**Given instruction:** Reproduce the listing below exactly. Pictures do not belong in the copy.

**Dataset entries:**
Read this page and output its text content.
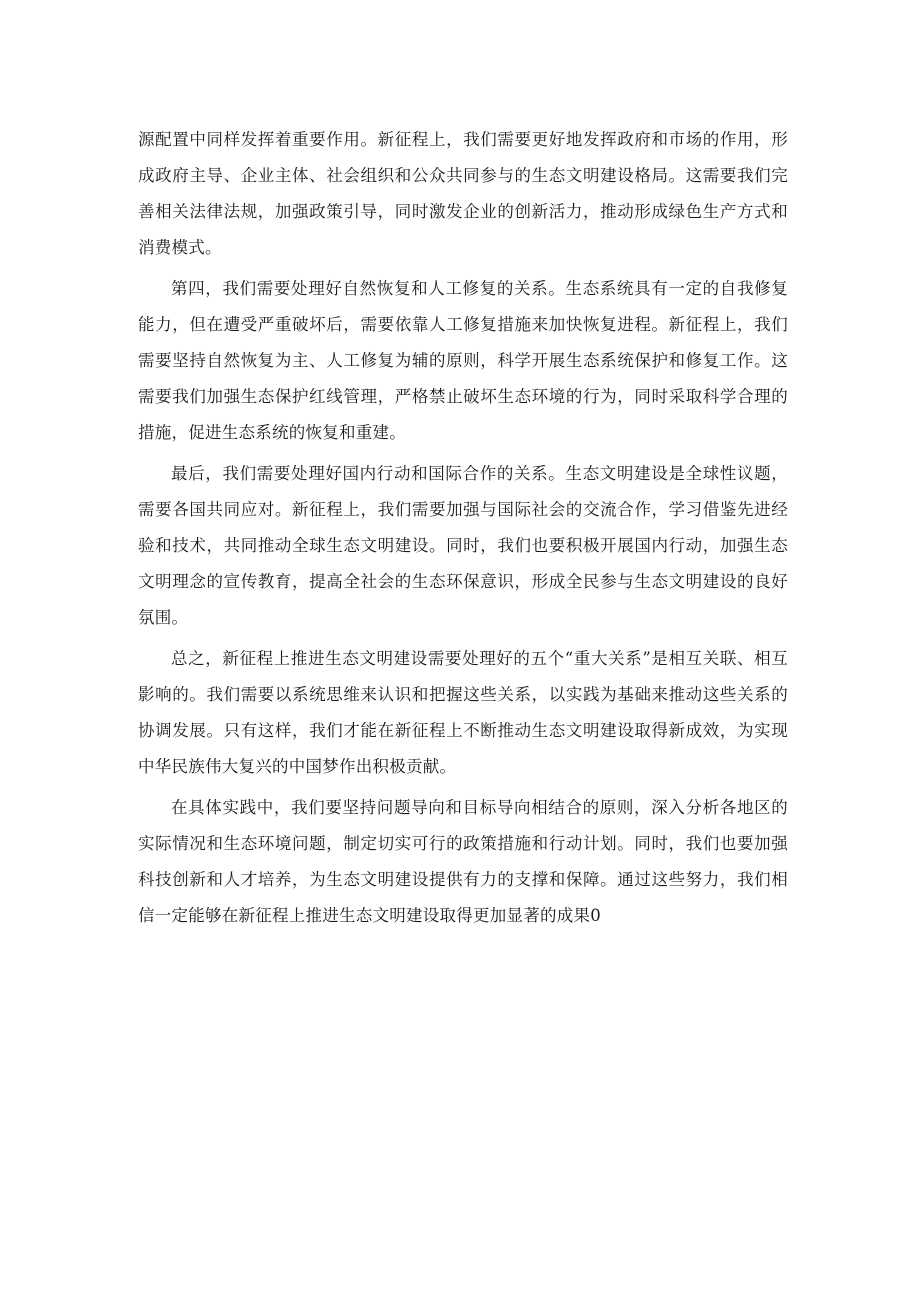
源配置中同样发挥着重要作用。新征程上，我们需要更好地发挥政府和市场的作用，形成政府主导、企业主体、社会组织和公众共同参与的生态文明建设格局。这需要我们完善相关法律法规，加强政策引导，同时激发企业的创新活力，推动形成绿色生产方式和消费模式。

第四，我们需要处理好自然恢复和人工修复的关系。生态系统具有一定的自我修复能力，但在遭受严重破坏后，需要依靠人工修复措施来加快恢复进程。新征程上，我们需要坚持自然恢复为主、人工修复为辅的原则，科学开展生态系统保护和修复工作。这需要我们加强生态保护红线管理，严格禁止破坏生态环境的行为，同时采取科学合理的措施，促进生态系统的恢复和重建。

最后，我们需要处理好国内行动和国际合作的关系。生态文明建设是全球性议题，需要各国共同应对。新征程上，我们需要加强与国际社会的交流合作，学习借鉴先进经验和技术，共同推动全球生态文明建设。同时，我们也要积极开展国内行动，加强生态文明理念的宣传教育，提高全社会的生态环保意识，形成全民参与生态文明建设的良好氛围。

总之，新征程上推进生态文明建设需要处理好的五个“重大关系”是相互关联、相互影响的。我们需要以系统思维来认识和把握这些关系，以实践为基础来推动这些关系的协调发展。只有这样，我们才能在新征程上不断推动生态文明建设取得新成效，为实现中华民族伟大复兴的中国梦作出积极贡献。

在具体实践中，我们要坚持问题导向和目标导向相结合的原则，深入分析各地区的实际情况和生态环境问题，制定切实可行的政策措施和行动计划。同时，我们也要加强科技创新和人才培养，为生态文明建设提供有力的支撑和保障。通过这些努力，我们相信一定能够在新征程上推进生态文明建设取得更加显著的成果0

**Full solution:**
Read this page and output its text content.
源配置中同样发挥着重要作用。新征程上，我们需要更好地发挥政府和市场的作用，形成政府主导、企业主体、社会组织和公众共同参与的生态文明建设格局。这需要我们完善相关法律法规，加强政策引导，同时激发企业的创新活力，推动形成绿色生产方式和消费模式。

第四，我们需要处理好自然恢复和人工修复的关系。生态系统具有一定的自我修复能力，但在遭受严重破坏后，需要依靠人工修复措施来加快恢复进程。新征程上，我们需要坚持自然恢复为主、人工修复为辅的原则，科学开展生态系统保护和修复工作。这需要我们加强生态保护红线管理，严格禁止破坏生态环境的行为，同时采取科学合理的措施，促进生态系统的恢复和重建。

最后，我们需要处理好国内行动和国际合作的关系。生态文明建设是全球性议题，需要各国共同应对。新征程上，我们需要加强与国际社会的交流合作，学习借鉴先进经验和技术，共同推动全球生态文明建设。同时，我们也要积极开展国内行动，加强生态文明理念的宣传教育，提高全社会的生态环保意识，形成全民参与生态文明建设的良好氛围。

总之，新征程上推进生态文明建设需要处理好的五个“重大关系”是相互关联、相互影响的。我们需要以系统思维来认识和把握这些关系，以实践为基础来推动这些关系的协调发展。只有这样，我们才能在新征程上不断推动生态文明建设取得新成效，为实现中华民族伟大复兴的中国梦作出积极贡献。

在具体实践中，我们要坚持问题导向和目标导向相结合的原则，深入分析各地区的实际情况和生态环境问题，制定切实可行的政策措施和行动计划。同时，我们也要加强科技创新和人才培养，为生态文明建设提供有力的支撑和保障。通过这些努力，我们相信一定能够在新征程上推进生态文明建设取得更加显著的成果0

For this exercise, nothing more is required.